▶ **Required actions**
a – For each statement, say whether it agrees with the footballer biography: (i) Maraaba was born on 19 March 1992. (ii) His international debut for Palestine came against Malaysia. (iii) He scored twice in Palestine's 6-0 win over Malaysia. Answer yes or no for each and quote the deciding words of the text.
b – In the rows, begin at the line that has "table-cell[interactable]: 125.330253 bbox=[1251, 415, 1462, 440]" and stop after the line that has "table-cell[interactable]: 118.76561 bbox=[1251, 190, 1462, 215]". Return only those lines, with every "2012-01-23" changed to "2012-01-24" and nothing else altered.

▶ **Excerpted text**
Sameh Maraaba (born 19 March 1992) is a Palestinian association footballer who currently plays for Jabal Al-Mukaber as a forward in the West Bank Premier League, and for the Palestine national team.

Career
Maraaba made his professional international debut for Palestine in 2015 during Second round World Cup qualifying for the 2018 FIFA World Cup against Saudi Arabia. The very next game, against Malaysia he scored twice, in Palestine's 6-0 surprise routing.

International goals
Scores and results list Palestine's goal tally first.

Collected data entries

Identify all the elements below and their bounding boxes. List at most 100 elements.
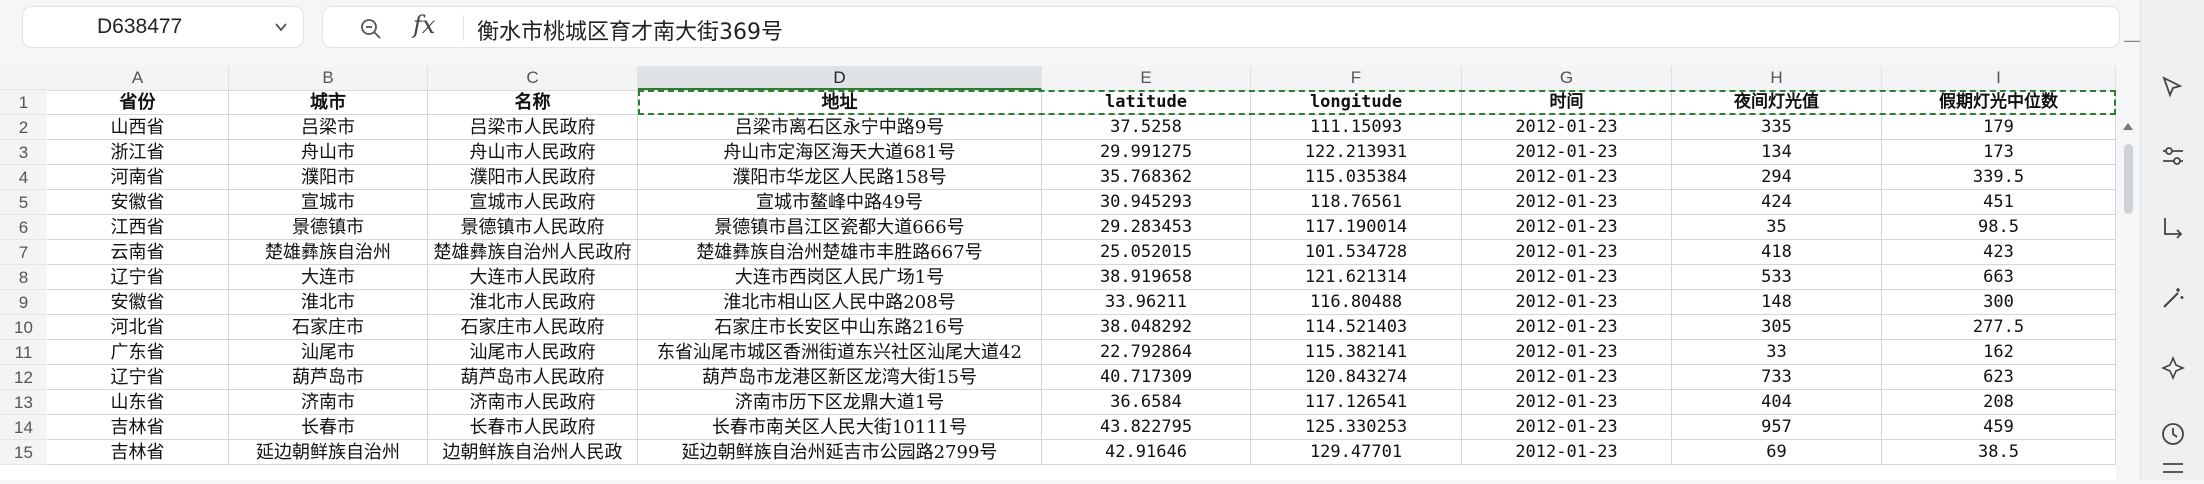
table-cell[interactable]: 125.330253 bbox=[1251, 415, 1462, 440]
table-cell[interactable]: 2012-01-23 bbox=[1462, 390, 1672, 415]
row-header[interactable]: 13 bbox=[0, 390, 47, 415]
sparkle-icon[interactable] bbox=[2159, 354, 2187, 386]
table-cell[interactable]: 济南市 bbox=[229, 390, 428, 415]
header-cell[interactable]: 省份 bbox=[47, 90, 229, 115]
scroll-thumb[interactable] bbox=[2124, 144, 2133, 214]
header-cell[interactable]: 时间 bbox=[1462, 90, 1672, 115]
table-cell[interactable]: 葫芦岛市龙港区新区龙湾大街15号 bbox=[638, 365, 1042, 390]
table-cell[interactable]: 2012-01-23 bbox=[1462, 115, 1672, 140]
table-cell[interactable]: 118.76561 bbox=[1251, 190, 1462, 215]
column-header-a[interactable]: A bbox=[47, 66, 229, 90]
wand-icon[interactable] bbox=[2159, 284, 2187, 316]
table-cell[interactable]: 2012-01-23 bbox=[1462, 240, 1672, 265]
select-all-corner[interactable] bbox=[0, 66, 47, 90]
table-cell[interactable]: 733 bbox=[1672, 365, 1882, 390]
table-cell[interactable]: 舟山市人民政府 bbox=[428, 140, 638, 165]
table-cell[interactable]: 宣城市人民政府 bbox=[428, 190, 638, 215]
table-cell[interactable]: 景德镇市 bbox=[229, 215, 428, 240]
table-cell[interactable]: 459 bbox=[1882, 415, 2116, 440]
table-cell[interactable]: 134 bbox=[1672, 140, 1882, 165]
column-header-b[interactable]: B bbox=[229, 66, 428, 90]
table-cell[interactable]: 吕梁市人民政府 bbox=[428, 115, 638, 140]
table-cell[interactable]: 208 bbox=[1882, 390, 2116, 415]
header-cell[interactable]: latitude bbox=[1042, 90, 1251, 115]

▶ **List of solutions**
a –
(i) Yes: "born 19 March 1992"
(ii) No: "made his professional international debut for Palestine in 2015 during Second round World Cup qualifying for the 2018 FIFA World Cup against Saudi Arabia"
(iii) Yes: "The very next game, against Malaysia he scored twice, in Palestine's 6-0 surprise routing"

b –
table-cell[interactable]: 125.330253 bbox=[1251, 415, 1462, 440]
table-cell[interactable]: 2012-01-24 bbox=[1462, 390, 1672, 415]
row-header[interactable]: 13 bbox=[0, 390, 47, 415]
sparkle-icon[interactable] bbox=[2159, 354, 2187, 386]
table-cell[interactable]: 济南市 bbox=[229, 390, 428, 415]
header-cell[interactable]: 省份 bbox=[47, 90, 229, 115]
scroll-thumb[interactable] bbox=[2124, 144, 2133, 214]
header-cell[interactable]: 时间 bbox=[1462, 90, 1672, 115]
table-cell[interactable]: 葫芦岛市龙港区新区龙湾大街15号 bbox=[638, 365, 1042, 390]
table-cell[interactable]: 2012-01-24 bbox=[1462, 115, 1672, 140]
table-cell[interactable]: 118.76561 bbox=[1251, 190, 1462, 215]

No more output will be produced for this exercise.